┌─ Data provided

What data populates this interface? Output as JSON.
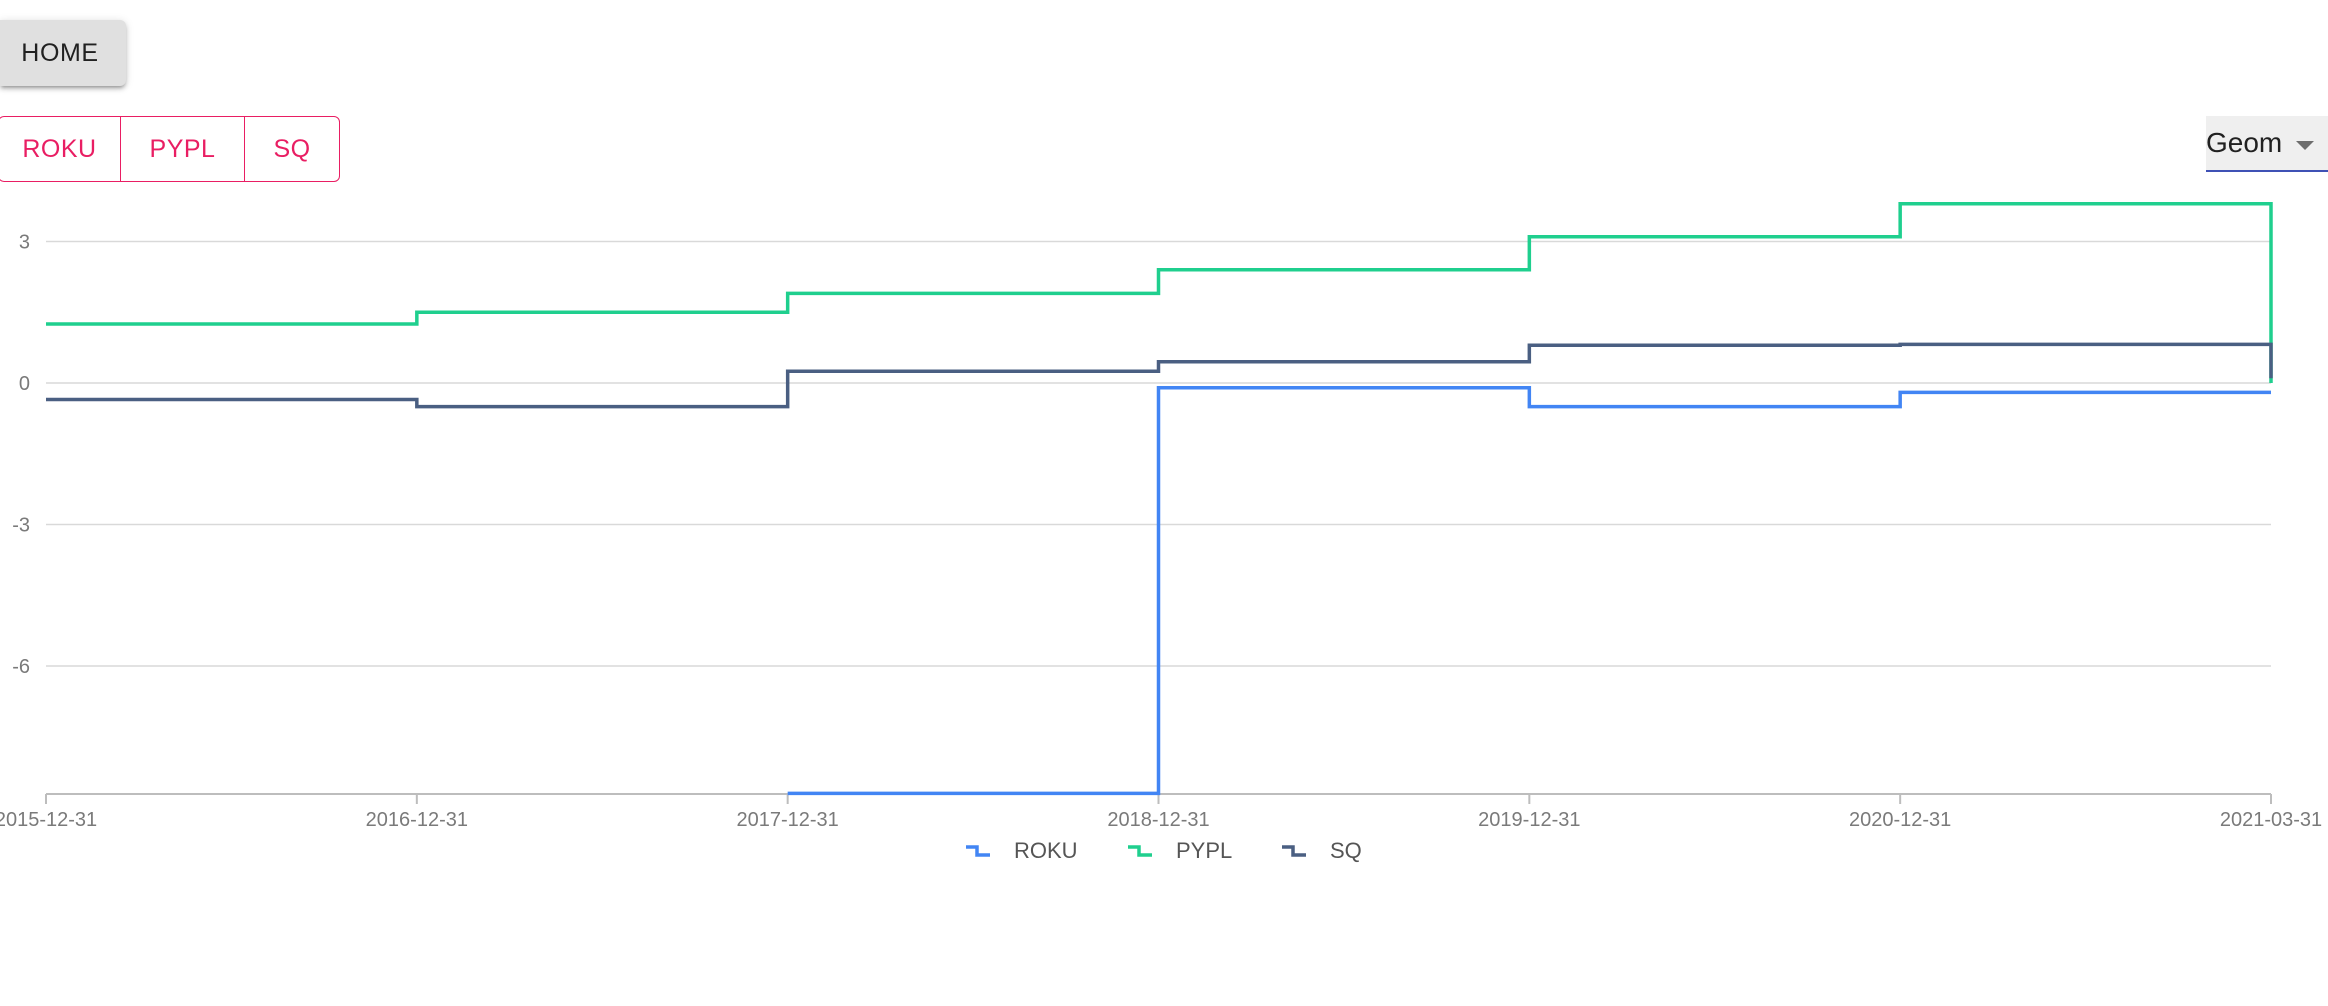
{
  "nav": {
    "home_label": "HOME"
  },
  "tickers": [
    "ROKU",
    "PYPL",
    "SQ"
  ],
  "select": {
    "value": "Geom"
  },
  "colors": {
    "accent": "#e91e63",
    "select_underline": "#3f51b5",
    "grid": "#d9d9d9",
    "axis": "#bdbdbd"
  },
  "chart_data": {
    "type": "line",
    "step": true,
    "x": [
      "2015-12-31",
      "2016-12-31",
      "2017-12-31",
      "2018-12-31",
      "2019-12-31",
      "2020-12-31",
      "2021-03-31"
    ],
    "yticks": [
      3,
      0,
      -3,
      -6
    ],
    "ylim": [
      -8.7,
      3.9
    ],
    "grid": true,
    "legend": "bottom",
    "series": [
      {
        "name": "ROKU",
        "color": "#4285f4",
        "values": [
          null,
          null,
          -8.7,
          -0.1,
          -0.5,
          -0.2,
          -0.2
        ]
      },
      {
        "name": "PYPL",
        "color": "#1fcf8e",
        "values": [
          1.25,
          1.5,
          1.9,
          2.4,
          3.1,
          3.8,
          0
        ]
      },
      {
        "name": "SQ",
        "color": "#4a5f82",
        "values": [
          -0.35,
          -0.5,
          0.25,
          0.45,
          0.8,
          0.82,
          0.1
        ]
      }
    ]
  }
}
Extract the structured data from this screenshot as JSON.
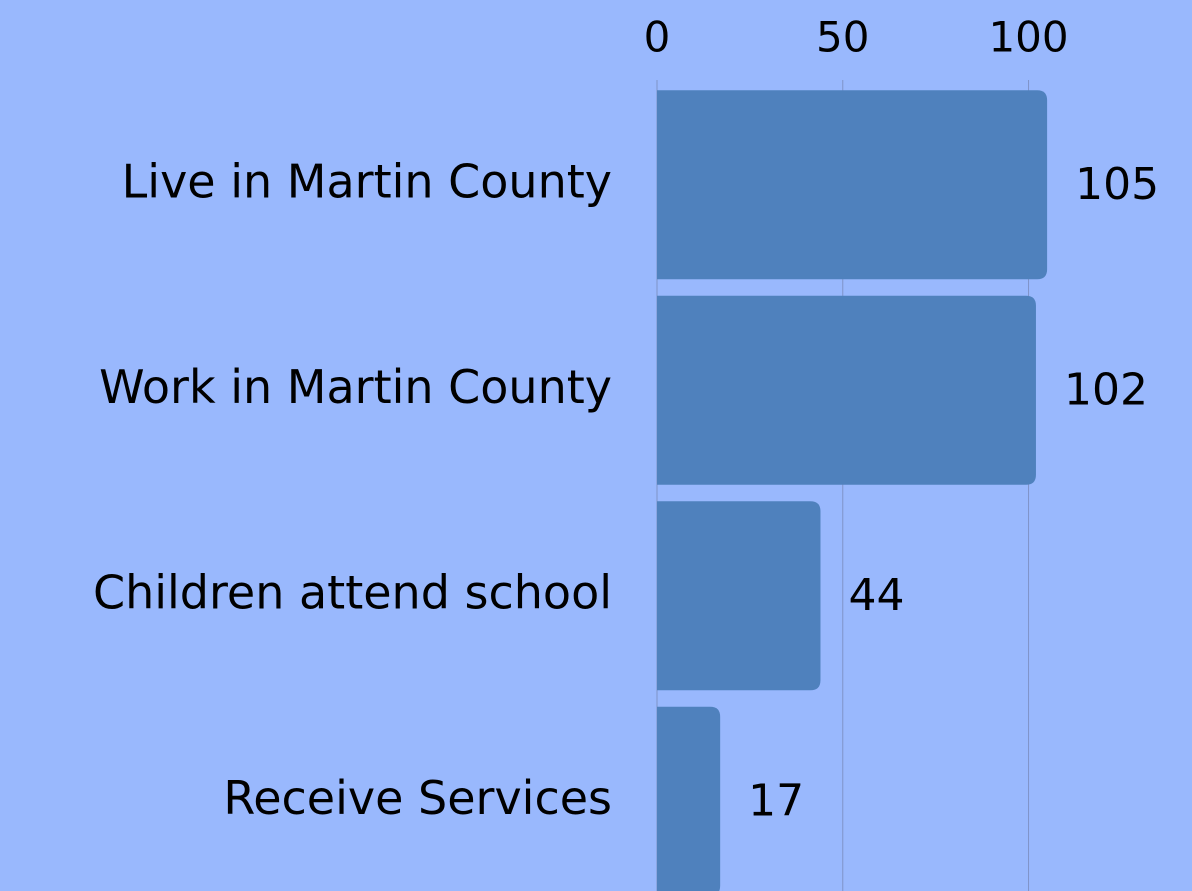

└─

## Exercise requirements
Give the count of lines in the data above that hold the string "this", with no additional words.

## Response below
2